+++ Source text
For example: for two paths /mnt/dir1/file and /mnt/dir2/file, os.path.commonprefix will return /mnt/dir, whereas this function will return /mnt.
- Parameters:
path1 – first path in comparison
path2 – second path in comparison
- Returns:
Leading part of path which is common to both input paths.
- bcftbx.utils.is_gzipped_file(filename)
Check if a file has a .gz extension
- Parameters:
filename – name of the file to be tested (can include leading path)
- Returns:
True if filename has trailing .gz extension, False if not.
- bcftbx.utils.rootname(name)
Remove all extensions from name
- Parameters:
name – name of a file
- Returns:
Leading part of name up to first dot, i.e. name without any trailing extensions.
- bcftbx.utils.find_program(name)
Find a program on the PATH
Search the current PATH for the specified program name and return the full path, or None if not found.
- bcftbx.utils.get_current_user()
Return name of the current user
Looks up user name for the current user; returns None if no matching name can be found.
- bcftbx.utils.get_user_from_uid(uid)
Return user name from UID
Looks up user name matching the supplied UID; returns None if no matching name can be found.
- bcftbx.utils.get_uid_from_user(user)
++++++
+++ Information given
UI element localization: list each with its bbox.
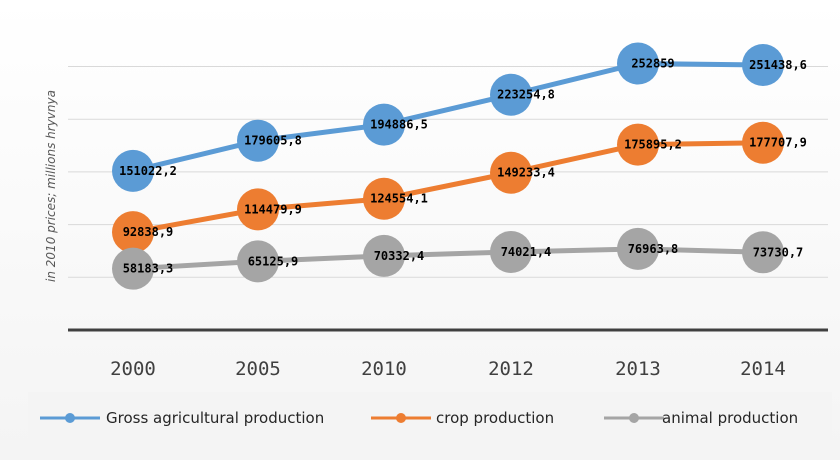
data-point-marker <box>112 247 154 290</box>
x-tick-label: 2013 <box>615 358 661 380</box>
legend-marker <box>396 413 406 423</box>
legend-label: animal production <box>662 409 798 427</box>
data-label: 74021,4 <box>501 245 552 259</box>
data-label: 223254,8 <box>497 88 555 102</box>
data-label: 151022,2 <box>119 164 177 178</box>
data-label: 179605,8 <box>244 134 302 148</box>
x-tick-label: 2000 <box>110 358 156 380</box>
data-label: 65125,9 <box>248 254 299 268</box>
series-line <box>130 61 766 174</box>
data-point-marker <box>237 240 279 283</box>
data-labels: 151022,2 179605,8 194886,5 223254,8 252859 25… <box>119 57 807 276</box>
data-point-marker <box>742 44 784 87</box>
data-point-marker <box>617 227 659 270</box>
x-tick-label: 2014 <box>740 358 786 380</box>
data-label: 73730,7 <box>753 245 804 259</box>
data-point-marker <box>363 103 405 146</box>
data-point-marker <box>112 149 154 192</box>
series-line <box>130 140 766 235</box>
legend-label: Gross agricultural production <box>106 409 324 427</box>
y-axis-label: in 2010 prices; millions hryvnya <box>44 90 58 282</box>
legend-marker <box>629 413 639 423</box>
data-label: 124554,1 <box>370 192 428 206</box>
legend-marker <box>65 413 75 423</box>
data-point-marker <box>742 231 784 274</box>
x-tick-label: 2010 <box>361 358 407 380</box>
x-tick-label: 2005 <box>235 358 281 380</box>
data-point-marker <box>112 211 154 254</box>
data-point-marker <box>237 188 279 231</box>
data-point-marker <box>363 177 405 220</box>
data-point-marker <box>237 119 279 162</box>
data-label: 92838,9 <box>123 225 174 239</box>
data-point-marker <box>490 151 532 194</box>
data-point-marker <box>617 42 659 85</box>
legend: Gross agricultural production crop produc… <box>28 392 832 444</box>
x-tick-label: 2012 <box>488 358 534 380</box>
data-point-marker <box>742 121 784 164</box>
data-point-marker <box>617 123 659 166</box>
data-label: 177707,9 <box>749 136 807 150</box>
data-label: 194886,5 <box>370 118 428 132</box>
data-label: 70332,4 <box>374 249 425 263</box>
data-label: 149233,4 <box>497 166 555 180</box>
data-label: 251438,6 <box>749 58 807 72</box>
grid-lines <box>68 66 828 278</box>
data-point-marker <box>490 73 532 116</box>
series-layer <box>112 42 784 290</box>
data-point-marker <box>490 230 532 273</box>
data-label: 175895,2 <box>624 138 682 152</box>
data-label: 76963,8 <box>628 242 679 256</box>
x-tick-labels: 2000 2005 2010 2012 2013 2014 <box>110 358 786 380</box>
data-label: 114479,9 <box>244 202 302 216</box>
legend-label: crop production <box>436 409 554 427</box>
data-label: 58183,3 <box>123 262 174 276</box>
data-point-marker <box>363 234 405 277</box>
data-label: 252859 <box>631 57 674 71</box>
++++++
[To be done] Quote the stretch of the bcftbx.utils documentation from "For example: for" through "both input paths.". None of this material is needed here.

[Solution for this problem]
For example: for two paths /mnt/dir1/file and /mnt/dir2/file, os.path.commonprefix will return /mnt/dir, whereas this function will return /mnt.
- Parameters:
path1 – first path in comparison
path2 – second path in comparison
- Returns:
Leading part of path which is common to both input paths.